Mais tout cela ne vient pas. Le film se cantonne seulement à une description d’une heure et demie, proche du documentaire. Au lieu d’exploiter l’aspect politique, Stéphane Brizé a opté pour une focalisation sur l’individu : la remise en question d’un système, la réflexion en général est occultée par un psychologisme passionnel qui nous invite davantage à s’identifier et à pâtir avec le personnage qu’à se poser des questions quant à l’origine de ses passions.

Le réalisme est bien là, mais à l’inverse d’être saisissant et révoltant, il devient plutôt fade et ennuyeux. On comprend vite que Thierry a des problèmes par l’expression grave et convaincante du visage de Vincent Lindon, mais les gros plans systématiques deviennent pénibles et l’on se lasse assez rapidement de cette récurrence qui n’apporte qu’un trait lourd car trop appuyé de la personnalité de Thierry. De même, les plans-séquences deviennent interminables : ils ne comportent généralement que de pauvres dialogues, réalistes, certes, mais sans grand intérêt sinon purement passionnel, puisque sans portée au-delà des émotions du personnage ou d’une simple description de faits.

DONNÉES FOURNIES
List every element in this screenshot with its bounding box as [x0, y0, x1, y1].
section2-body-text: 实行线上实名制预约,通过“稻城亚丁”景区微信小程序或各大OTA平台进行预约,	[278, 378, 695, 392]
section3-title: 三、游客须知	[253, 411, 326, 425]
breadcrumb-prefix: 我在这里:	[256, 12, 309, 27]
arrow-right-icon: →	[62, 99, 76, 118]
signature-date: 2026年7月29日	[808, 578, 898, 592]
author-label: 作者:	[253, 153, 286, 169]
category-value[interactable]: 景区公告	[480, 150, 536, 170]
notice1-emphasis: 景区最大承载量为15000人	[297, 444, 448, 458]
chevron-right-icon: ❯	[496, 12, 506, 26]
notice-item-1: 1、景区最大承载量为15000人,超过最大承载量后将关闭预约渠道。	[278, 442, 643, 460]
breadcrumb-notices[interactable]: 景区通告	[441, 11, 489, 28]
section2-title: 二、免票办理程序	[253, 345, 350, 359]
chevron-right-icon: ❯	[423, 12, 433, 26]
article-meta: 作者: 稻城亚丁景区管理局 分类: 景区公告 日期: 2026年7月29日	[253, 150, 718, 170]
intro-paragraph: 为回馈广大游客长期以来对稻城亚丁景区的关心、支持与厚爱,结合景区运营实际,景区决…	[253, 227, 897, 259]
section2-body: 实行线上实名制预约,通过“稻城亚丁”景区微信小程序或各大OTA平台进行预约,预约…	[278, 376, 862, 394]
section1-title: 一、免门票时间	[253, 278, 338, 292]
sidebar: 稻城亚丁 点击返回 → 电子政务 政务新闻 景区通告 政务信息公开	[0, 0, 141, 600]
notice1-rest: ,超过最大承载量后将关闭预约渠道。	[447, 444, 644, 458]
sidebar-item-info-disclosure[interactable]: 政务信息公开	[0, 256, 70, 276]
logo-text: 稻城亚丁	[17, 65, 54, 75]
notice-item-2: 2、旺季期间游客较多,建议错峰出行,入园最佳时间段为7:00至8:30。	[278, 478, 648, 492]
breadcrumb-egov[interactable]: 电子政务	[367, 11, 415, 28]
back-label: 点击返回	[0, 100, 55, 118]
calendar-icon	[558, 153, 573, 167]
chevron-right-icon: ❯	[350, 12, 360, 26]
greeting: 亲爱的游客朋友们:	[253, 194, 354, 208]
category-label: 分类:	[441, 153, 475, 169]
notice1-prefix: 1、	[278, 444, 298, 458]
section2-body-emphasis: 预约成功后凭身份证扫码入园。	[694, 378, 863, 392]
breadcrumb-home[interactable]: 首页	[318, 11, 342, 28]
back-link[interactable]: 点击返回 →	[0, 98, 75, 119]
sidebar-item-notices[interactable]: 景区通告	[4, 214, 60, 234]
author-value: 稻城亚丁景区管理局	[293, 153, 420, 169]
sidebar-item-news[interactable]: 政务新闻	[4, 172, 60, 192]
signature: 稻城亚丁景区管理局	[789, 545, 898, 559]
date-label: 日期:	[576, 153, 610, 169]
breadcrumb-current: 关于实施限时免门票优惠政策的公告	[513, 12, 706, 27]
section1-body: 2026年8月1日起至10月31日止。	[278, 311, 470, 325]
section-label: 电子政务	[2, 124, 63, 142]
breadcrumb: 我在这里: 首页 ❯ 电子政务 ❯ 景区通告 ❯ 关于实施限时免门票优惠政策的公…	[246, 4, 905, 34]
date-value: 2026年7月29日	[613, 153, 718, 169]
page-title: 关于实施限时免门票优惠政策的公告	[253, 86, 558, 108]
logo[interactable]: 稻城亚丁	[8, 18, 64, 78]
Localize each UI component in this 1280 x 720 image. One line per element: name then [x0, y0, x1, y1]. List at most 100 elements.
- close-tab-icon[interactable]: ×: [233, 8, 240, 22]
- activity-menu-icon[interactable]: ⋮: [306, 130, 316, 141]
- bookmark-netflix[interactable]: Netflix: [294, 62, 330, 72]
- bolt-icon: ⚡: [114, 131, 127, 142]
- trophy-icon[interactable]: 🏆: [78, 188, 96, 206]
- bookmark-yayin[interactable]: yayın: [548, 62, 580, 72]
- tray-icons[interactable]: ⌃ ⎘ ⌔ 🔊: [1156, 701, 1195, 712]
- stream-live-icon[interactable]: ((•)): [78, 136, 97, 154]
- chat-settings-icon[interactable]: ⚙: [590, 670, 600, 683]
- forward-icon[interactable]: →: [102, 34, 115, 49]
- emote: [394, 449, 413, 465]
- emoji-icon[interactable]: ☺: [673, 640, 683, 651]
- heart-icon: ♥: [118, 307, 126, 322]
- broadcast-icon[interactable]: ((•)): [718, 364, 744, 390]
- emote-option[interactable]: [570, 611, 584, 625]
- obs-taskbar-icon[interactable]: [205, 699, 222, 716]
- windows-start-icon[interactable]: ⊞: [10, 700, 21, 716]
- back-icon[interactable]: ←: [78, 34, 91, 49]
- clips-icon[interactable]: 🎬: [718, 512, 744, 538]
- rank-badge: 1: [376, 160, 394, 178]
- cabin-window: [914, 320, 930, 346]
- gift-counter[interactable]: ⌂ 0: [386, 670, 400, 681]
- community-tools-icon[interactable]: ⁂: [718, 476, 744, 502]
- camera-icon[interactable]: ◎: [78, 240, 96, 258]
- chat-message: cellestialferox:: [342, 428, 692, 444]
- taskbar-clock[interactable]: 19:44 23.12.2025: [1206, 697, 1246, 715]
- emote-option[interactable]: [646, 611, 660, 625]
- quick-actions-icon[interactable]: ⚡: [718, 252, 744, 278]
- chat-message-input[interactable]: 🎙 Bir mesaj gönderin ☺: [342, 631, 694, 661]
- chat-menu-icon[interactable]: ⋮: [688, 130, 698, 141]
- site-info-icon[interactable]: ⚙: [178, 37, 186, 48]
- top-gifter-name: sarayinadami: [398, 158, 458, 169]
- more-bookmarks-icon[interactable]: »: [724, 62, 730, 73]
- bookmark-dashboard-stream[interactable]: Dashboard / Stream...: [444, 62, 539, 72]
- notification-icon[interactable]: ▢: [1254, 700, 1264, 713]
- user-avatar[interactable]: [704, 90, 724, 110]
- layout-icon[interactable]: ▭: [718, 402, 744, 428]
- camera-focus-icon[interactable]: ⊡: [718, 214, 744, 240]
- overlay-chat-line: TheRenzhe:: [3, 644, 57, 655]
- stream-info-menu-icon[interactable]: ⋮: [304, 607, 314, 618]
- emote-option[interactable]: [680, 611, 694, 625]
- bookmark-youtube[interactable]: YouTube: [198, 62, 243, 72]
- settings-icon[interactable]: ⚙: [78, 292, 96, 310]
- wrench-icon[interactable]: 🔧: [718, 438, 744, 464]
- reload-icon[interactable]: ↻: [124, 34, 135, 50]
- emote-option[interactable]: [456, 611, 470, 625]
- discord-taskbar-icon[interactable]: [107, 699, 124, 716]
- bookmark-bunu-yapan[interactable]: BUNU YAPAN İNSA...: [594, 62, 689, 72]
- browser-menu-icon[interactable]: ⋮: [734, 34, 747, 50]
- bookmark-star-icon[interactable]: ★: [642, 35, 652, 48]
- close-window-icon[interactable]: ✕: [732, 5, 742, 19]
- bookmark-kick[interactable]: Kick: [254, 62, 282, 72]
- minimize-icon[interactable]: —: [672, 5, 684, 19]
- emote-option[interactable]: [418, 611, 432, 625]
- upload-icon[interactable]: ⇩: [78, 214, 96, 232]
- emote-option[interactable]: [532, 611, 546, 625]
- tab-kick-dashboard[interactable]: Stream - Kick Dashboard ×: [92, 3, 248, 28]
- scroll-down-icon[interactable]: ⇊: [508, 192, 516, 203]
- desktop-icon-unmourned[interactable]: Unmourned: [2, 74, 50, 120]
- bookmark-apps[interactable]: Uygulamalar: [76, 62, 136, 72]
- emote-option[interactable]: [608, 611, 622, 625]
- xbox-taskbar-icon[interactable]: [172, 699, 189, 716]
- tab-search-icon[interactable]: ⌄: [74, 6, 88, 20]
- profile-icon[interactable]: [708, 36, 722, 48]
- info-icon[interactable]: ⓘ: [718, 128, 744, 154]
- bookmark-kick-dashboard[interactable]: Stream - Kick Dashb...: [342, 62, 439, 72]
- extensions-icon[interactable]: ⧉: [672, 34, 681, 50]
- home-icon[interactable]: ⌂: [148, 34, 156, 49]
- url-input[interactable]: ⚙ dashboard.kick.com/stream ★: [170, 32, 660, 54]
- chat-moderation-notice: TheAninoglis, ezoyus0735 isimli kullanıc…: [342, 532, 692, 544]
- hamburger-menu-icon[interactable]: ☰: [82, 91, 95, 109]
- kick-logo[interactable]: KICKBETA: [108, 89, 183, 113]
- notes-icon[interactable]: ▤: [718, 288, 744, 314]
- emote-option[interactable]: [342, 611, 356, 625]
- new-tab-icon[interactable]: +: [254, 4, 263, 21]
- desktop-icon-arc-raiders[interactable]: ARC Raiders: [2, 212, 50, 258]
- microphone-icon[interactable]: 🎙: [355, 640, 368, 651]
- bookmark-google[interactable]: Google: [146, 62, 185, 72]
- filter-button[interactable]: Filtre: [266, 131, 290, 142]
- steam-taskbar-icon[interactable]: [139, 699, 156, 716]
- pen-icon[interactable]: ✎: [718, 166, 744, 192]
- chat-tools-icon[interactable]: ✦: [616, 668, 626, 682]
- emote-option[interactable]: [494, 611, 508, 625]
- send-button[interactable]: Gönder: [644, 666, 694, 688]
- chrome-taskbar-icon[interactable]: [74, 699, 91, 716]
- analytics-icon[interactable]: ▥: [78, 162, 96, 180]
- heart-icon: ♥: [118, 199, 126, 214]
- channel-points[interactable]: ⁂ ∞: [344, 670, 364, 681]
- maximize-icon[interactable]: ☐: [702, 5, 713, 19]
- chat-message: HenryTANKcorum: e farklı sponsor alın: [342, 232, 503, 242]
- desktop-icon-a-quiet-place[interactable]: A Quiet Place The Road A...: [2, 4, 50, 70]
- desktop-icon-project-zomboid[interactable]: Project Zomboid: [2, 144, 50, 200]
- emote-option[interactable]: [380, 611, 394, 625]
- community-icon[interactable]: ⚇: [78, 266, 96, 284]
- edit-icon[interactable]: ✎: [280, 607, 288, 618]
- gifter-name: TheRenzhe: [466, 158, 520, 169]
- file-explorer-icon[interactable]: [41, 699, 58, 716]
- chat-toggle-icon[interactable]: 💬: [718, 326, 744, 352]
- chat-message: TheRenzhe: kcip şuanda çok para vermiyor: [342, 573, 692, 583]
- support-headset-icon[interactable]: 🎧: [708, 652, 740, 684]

CONSIGNE
Poursuivez la critique du film de Stéphane Brizé à la suite de sa dernière phrase. Les données n'ont aucun rôle ici.

RÉSULTAT
 

Il faut donc s’identifier à un Thierry, à la fois brave et fragile, que l’on peut voir comme courageux parce qu’il se soumet aux règles violentes du système pour protéger financièrement sa famille (c’est la façon dont Vincent Lindon lui-même décrit son personnage). Stéphane Brizé a particulièrement bien réussi cette approche, poussée jusqu’à la sollicitation de l’imaginaire du spectateur, invité à partager les réactions de Thierry, qui ne parle pas une seule fois de ce qu’il ressent. Tout est intériorisé, et l’acteur, qui offre une performance d’une impressionnante justesse, est parfois même filmé de dos afin de laisser plus de liberté d’interprétation au spectateur en supprimant l’accès à l’expression du visage, comme le montrent les scènes dans le supermarché.

Ou alors on peut considérer que le pathos est bien trop accentué, devenant presque caricatural. La société est peinte comme méchante et pleine de souffrance, et le seul moment de bonheur est en famille, lorsque Thierry, le sourire aux lèvres, danse le rock avec sa femme, ou passe un moment avec son fils handicapé. Ce dernier pourrait d’ailleurs être la souffrance de trop, qui crée le stéréotype des pauvres gens bien en prise avec une méchante société.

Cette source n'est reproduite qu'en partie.